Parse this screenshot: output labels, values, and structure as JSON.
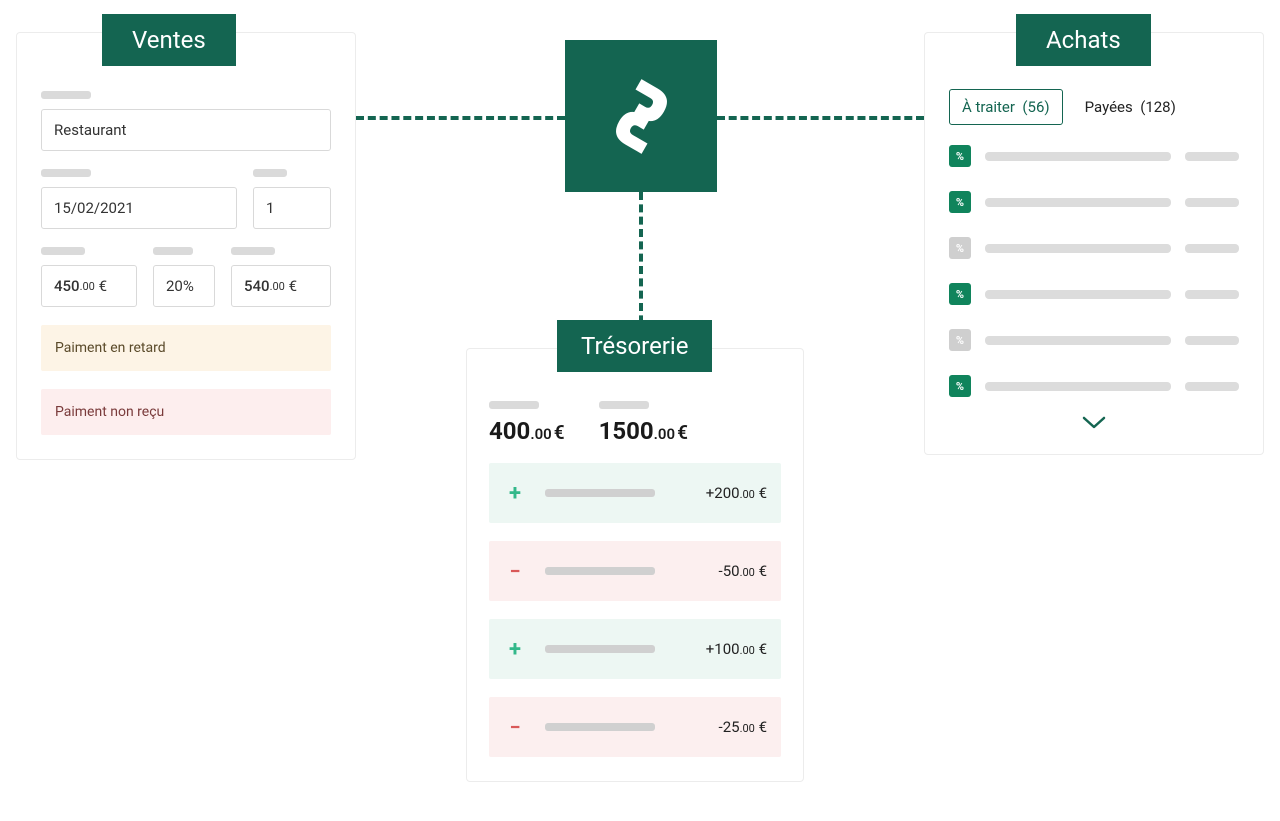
{
  "colors": {
    "primary": "#146551",
    "plus": "#33B88A",
    "minus": "#D95858"
  },
  "ventes": {
    "title": "Ventes",
    "name_value": "Restaurant",
    "date_value": "15/02/2021",
    "qty_value": "1",
    "amount_ht": {
      "int": "450",
      "dec": ".00",
      "cur": "€"
    },
    "vat": "20%",
    "amount_ttc": {
      "int": "540",
      "dec": ".00",
      "cur": "€"
    },
    "status_late": "Paiment en retard",
    "status_notrecv": "Paiment non reçu"
  },
  "tresorerie": {
    "title": "Trésorerie",
    "balance1": {
      "int": "400",
      "dec": ".00",
      "cur": "€"
    },
    "balance2": {
      "int": "1500",
      "dec": ".00",
      "cur": "€"
    },
    "tx": [
      {
        "sign": "+",
        "amt_int": "+200",
        "amt_dec": ".00",
        "cur": "€"
      },
      {
        "sign": "−",
        "amt_int": "-50",
        "amt_dec": ".00",
        "cur": "€"
      },
      {
        "sign": "+",
        "amt_int": "+100",
        "amt_dec": ".00",
        "cur": "€"
      },
      {
        "sign": "−",
        "amt_int": "-25",
        "amt_dec": ".00",
        "cur": "€"
      }
    ]
  },
  "achats": {
    "title": "Achats",
    "tab_active_label": "À traiter",
    "tab_active_count": "(56)",
    "tab_paid_label": "Payées",
    "tab_paid_count": "(128)",
    "rows": [
      {
        "active": true
      },
      {
        "active": true
      },
      {
        "active": false
      },
      {
        "active": true
      },
      {
        "active": false
      },
      {
        "active": true
      }
    ]
  }
}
◇ ◇ ◇ ◇ ◇ ◇ ◇
- **YOUR GOAL**:
Every entry above should be duplicated exactly. Do not include the images.

- **REPLY**:
Parse this screenshot: output labels, values, and structure as JSON.
{
  "colors": {
    "primary": "#146551",
    "plus": "#33B88A",
    "minus": "#D95858"
  },
  "ventes": {
    "title": "Ventes",
    "name_value": "Restaurant",
    "date_value": "15/02/2021",
    "qty_value": "1",
    "amount_ht": {
      "int": "450",
      "dec": ".00",
      "cur": "€"
    },
    "vat": "20%",
    "amount_ttc": {
      "int": "540",
      "dec": ".00",
      "cur": "€"
    },
    "status_late": "Paiment en retard",
    "status_notrecv": "Paiment non reçu"
  },
  "tresorerie": {
    "title": "Trésorerie",
    "balance1": {
      "int": "400",
      "dec": ".00",
      "cur": "€"
    },
    "balance2": {
      "int": "1500",
      "dec": ".00",
      "cur": "€"
    },
    "tx": [
      {
        "sign": "+",
        "amt_int": "+200",
        "amt_dec": ".00",
        "cur": "€"
      },
      {
        "sign": "−",
        "amt_int": "-50",
        "amt_dec": ".00",
        "cur": "€"
      },
      {
        "sign": "+",
        "amt_int": "+100",
        "amt_dec": ".00",
        "cur": "€"
      },
      {
        "sign": "−",
        "amt_int": "-25",
        "amt_dec": ".00",
        "cur": "€"
      }
    ]
  },
  "achats": {
    "title": "Achats",
    "tab_active_label": "À traiter",
    "tab_active_count": "(56)",
    "tab_paid_label": "Payées",
    "tab_paid_count": "(128)",
    "rows": [
      {
        "active": true
      },
      {
        "active": true
      },
      {
        "active": false
      },
      {
        "active": true
      },
      {
        "active": false
      },
      {
        "active": true
      }
    ]
  }
}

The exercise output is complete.